- _Task details_
Nothing may be dropped or altered: reproduce all the data.

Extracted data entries
# # # # # # #

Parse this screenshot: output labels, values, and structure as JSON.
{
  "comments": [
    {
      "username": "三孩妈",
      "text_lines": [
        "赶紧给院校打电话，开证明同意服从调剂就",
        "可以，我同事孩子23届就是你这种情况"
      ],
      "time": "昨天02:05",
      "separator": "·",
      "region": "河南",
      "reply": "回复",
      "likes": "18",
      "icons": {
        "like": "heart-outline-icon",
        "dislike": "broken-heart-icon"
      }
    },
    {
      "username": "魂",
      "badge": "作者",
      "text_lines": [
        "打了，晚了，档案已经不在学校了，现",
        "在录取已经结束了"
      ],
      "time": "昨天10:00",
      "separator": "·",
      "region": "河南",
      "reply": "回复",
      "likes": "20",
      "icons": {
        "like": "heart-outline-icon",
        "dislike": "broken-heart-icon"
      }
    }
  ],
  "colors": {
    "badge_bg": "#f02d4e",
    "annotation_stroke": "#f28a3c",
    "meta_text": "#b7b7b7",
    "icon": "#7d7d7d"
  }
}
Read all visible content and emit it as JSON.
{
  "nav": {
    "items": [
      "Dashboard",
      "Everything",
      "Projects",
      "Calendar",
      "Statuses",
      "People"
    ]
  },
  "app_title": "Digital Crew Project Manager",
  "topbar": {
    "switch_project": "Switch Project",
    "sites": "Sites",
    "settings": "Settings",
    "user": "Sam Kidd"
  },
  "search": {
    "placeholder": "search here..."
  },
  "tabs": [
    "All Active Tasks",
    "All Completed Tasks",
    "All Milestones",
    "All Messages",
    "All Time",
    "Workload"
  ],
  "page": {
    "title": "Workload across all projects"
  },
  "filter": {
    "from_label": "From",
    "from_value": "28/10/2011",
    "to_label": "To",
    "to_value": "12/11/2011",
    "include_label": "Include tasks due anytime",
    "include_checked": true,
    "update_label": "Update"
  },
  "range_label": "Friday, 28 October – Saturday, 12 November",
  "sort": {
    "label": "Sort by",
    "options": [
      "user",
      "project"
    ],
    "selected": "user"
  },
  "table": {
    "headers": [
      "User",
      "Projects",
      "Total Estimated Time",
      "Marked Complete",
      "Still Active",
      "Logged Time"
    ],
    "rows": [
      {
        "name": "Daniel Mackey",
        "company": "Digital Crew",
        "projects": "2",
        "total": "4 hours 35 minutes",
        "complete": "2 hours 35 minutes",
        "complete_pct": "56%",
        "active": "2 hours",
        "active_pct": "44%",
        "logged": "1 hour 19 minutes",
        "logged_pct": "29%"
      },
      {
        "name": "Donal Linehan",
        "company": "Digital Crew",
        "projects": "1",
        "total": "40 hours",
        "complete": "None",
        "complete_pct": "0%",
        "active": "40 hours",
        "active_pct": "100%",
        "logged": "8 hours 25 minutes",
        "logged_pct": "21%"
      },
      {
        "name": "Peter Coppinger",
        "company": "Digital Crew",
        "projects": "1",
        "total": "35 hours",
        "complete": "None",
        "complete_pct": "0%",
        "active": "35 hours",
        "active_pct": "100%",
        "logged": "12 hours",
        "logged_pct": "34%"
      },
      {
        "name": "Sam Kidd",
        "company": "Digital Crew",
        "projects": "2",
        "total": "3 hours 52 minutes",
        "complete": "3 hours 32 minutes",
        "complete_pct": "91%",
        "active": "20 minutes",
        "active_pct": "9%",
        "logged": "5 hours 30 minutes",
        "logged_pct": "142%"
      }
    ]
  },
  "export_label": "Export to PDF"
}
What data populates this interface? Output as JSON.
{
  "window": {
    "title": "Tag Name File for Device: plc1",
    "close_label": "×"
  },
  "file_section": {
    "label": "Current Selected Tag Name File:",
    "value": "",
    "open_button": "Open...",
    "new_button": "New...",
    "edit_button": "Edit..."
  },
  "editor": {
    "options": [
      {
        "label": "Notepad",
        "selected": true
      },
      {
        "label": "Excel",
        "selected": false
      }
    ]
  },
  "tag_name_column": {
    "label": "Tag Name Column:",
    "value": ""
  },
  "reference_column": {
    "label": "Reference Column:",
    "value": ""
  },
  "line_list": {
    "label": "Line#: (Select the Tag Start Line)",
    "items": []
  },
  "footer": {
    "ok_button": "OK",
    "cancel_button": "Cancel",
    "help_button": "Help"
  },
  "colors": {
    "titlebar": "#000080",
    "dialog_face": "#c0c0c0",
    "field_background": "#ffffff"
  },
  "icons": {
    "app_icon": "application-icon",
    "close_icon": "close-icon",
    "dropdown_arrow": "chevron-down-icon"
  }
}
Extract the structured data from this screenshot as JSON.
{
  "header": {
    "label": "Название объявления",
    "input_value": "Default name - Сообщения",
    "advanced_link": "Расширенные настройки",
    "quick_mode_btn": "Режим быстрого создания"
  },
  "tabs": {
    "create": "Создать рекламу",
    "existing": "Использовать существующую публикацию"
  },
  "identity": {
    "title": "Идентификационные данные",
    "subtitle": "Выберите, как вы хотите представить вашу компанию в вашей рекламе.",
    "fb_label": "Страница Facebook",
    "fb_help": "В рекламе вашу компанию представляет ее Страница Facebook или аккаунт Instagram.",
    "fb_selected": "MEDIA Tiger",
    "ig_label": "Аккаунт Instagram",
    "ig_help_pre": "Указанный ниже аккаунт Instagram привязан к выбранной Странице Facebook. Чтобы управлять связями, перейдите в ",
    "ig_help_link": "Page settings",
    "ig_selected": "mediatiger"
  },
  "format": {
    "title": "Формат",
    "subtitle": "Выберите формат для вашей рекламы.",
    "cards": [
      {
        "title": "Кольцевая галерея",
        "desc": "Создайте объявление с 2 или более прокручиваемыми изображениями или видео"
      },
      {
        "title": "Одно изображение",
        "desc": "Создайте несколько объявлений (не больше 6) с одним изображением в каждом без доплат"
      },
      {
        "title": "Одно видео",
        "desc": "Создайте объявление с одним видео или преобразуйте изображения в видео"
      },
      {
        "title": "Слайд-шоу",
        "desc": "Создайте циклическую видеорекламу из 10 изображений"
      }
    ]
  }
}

# # # # # # #

- _Written response_
Parse this screenshot: output labels, values, and structure as JSON.
{
  "comments": [
    {
      "username": "三孩妈",
      "text_lines": [
        "赶紧给院校打电话，开证明同意服从调剂就",
        "可以，我同事孩子23届就是你这种情况"
      ],
      "time": "昨天02:05",
      "separator": "·",
      "region": "河南",
      "reply": "回复",
      "likes": "18",
      "icons": {
        "like": "heart-outline-icon",
        "dislike": "broken-heart-icon"
      }
    },
    {
      "username": "魂",
      "badge": "作者",
      "text_lines": [
        "打了，晚了，档案已经不在学校了，现",
        "在录取已经结束了"
      ],
      "time": "昨天10:00",
      "separator": "·",
      "region": "河南",
      "reply": "回复",
      "likes": "20",
      "icons": {
        "like": "heart-outline-icon",
        "dislike": "broken-heart-icon"
      }
    }
  ],
  "colors": {
    "badge_bg": "#f02d4e",
    "annotation_stroke": "#f28a3c",
    "meta_text": "#b7b7b7",
    "icon": "#7d7d7d"
  }
}
Read all visible content and emit it as JSON.
{
  "nav": {
    "items": [
      "Dashboard",
      "Everything",
      "Projects",
      "Calendar",
      "Statuses",
      "People"
    ]
  },
  "app_title": "Digital Crew Project Manager",
  "topbar": {
    "switch_project": "Switch Project",
    "sites": "Sites",
    "settings": "Settings",
    "user": "Sam Kidd"
  },
  "search": {
    "placeholder": "search here..."
  },
  "tabs": [
    "All Active Tasks",
    "All Completed Tasks",
    "All Milestones",
    "All Messages",
    "All Time",
    "Workload"
  ],
  "page": {
    "title": "Workload across all projects"
  },
  "filter": {
    "from_label": "From",
    "from_value": "28/10/2011",
    "to_label": "To",
    "to_value": "12/11/2011",
    "include_label": "Include tasks due anytime",
    "include_checked": true,
    "update_label": "Update"
  },
  "range_label": "Friday, 28 October – Saturday, 12 November",
  "sort": {
    "label": "Sort by",
    "options": [
      "user",
      "project"
    ],
    "selected": "user"
  },
  "table": {
    "headers": [
      "User",
      "Projects",
      "Total Estimated Time",
      "Marked Complete",
      "Still Active",
      "Logged Time"
    ],
    "rows": [
      {
        "name": "Daniel Mackey",
        "company": "Digital Crew",
        "projects": "2",
        "total": "4 hours 35 minutes",
        "complete": "2 hours 35 minutes",
        "complete_pct": "56%",
        "active": "2 hours",
        "active_pct": "44%",
        "logged": "1 hour 19 minutes",
        "logged_pct": "29%"
      },
      {
        "name": "Donal Linehan",
        "company": "Digital Crew",
        "projects": "1",
        "total": "40 hours",
        "complete": "None",
        "complete_pct": "0%",
        "active": "40 hours",
        "active_pct": "100%",
        "logged": "8 hours 25 minutes",
        "logged_pct": "21%"
      },
      {
        "name": "Peter Coppinger",
        "company": "Digital Crew",
        "projects": "1",
        "total": "35 hours",
        "complete": "None",
        "complete_pct": "0%",
        "active": "35 hours",
        "active_pct": "100%",
        "logged": "12 hours",
        "logged_pct": "34%"
      },
      {
        "name": "Sam Kidd",
        "company": "Digital Crew",
        "projects": "2",
        "total": "3 hours 52 minutes",
        "complete": "3 hours 32 minutes",
        "complete_pct": "91%",
        "active": "20 minutes",
        "active_pct": "9%",
        "logged": "5 hours 30 minutes",
        "logged_pct": "142%"
      }
    ]
  },
  "export_label": "Export to PDF"
}
What data populates this interface? Output as JSON.
{
  "window": {
    "title": "Tag Name File for Device: plc1",
    "close_label": "×"
  },
  "file_section": {
    "label": "Current Selected Tag Name File:",
    "value": "",
    "open_button": "Open...",
    "new_button": "New...",
    "edit_button": "Edit..."
  },
  "editor": {
    "options": [
      {
        "label": "Notepad",
        "selected": true
      },
      {
        "label": "Excel",
        "selected": false
      }
    ]
  },
  "tag_name_column": {
    "label": "Tag Name Column:",
    "value": ""
  },
  "reference_column": {
    "label": "Reference Column:",
    "value": ""
  },
  "line_list": {
    "label": "Line#: (Select the Tag Start Line)",
    "items": []
  },
  "footer": {
    "ok_button": "OK",
    "cancel_button": "Cancel",
    "help_button": "Help"
  },
  "colors": {
    "titlebar": "#000080",
    "dialog_face": "#c0c0c0",
    "field_background": "#ffffff"
  },
  "icons": {
    "app_icon": "application-icon",
    "close_icon": "close-icon",
    "dropdown_arrow": "chevron-down-icon"
  }
}
Extract the structured data from this screenshot as JSON.
{
  "header": {
    "label": "Название объявления",
    "input_value": "Default name - Сообщения",
    "advanced_link": "Расширенные настройки",
    "quick_mode_btn": "Режим быстрого создания"
  },
  "tabs": {
    "create": "Создать рекламу",
    "existing": "Использовать существующую публикацию"
  },
  "identity": {
    "title": "Идентификационные данные",
    "subtitle": "Выберите, как вы хотите представить вашу компанию в вашей рекламе.",
    "fb_label": "Страница Facebook",
    "fb_help": "В рекламе вашу компанию представляет ее Страница Facebook или аккаунт Instagram.",
    "fb_selected": "MEDIA Tiger",
    "ig_label": "Аккаунт Instagram",
    "ig_help_pre": "Указанный ниже аккаунт Instagram привязан к выбранной Странице Facebook. Чтобы управлять связями, перейдите в ",
    "ig_help_link": "Page settings",
    "ig_selected": "mediatiger"
  },
  "format": {
    "title": "Формат",
    "subtitle": "Выберите формат для вашей рекламы.",
    "cards": [
      {
        "title": "Кольцевая галерея",
        "desc": "Создайте объявление с 2 или более прокручиваемыми изображениями или видео"
      },
      {
        "title": "Одно изображение",
        "desc": "Создайте несколько объявлений (не больше 6) с одним изображением в каждом без доплат"
      },
      {
        "title": "Одно видео",
        "desc": "Создайте объявление с одним видео или преобразуйте изображения в видео"
      },
      {
        "title": "Слайд-шоу",
        "desc": "Создайте циклическую видеорекламу из 10 изображений"
      }
    ]
  }
}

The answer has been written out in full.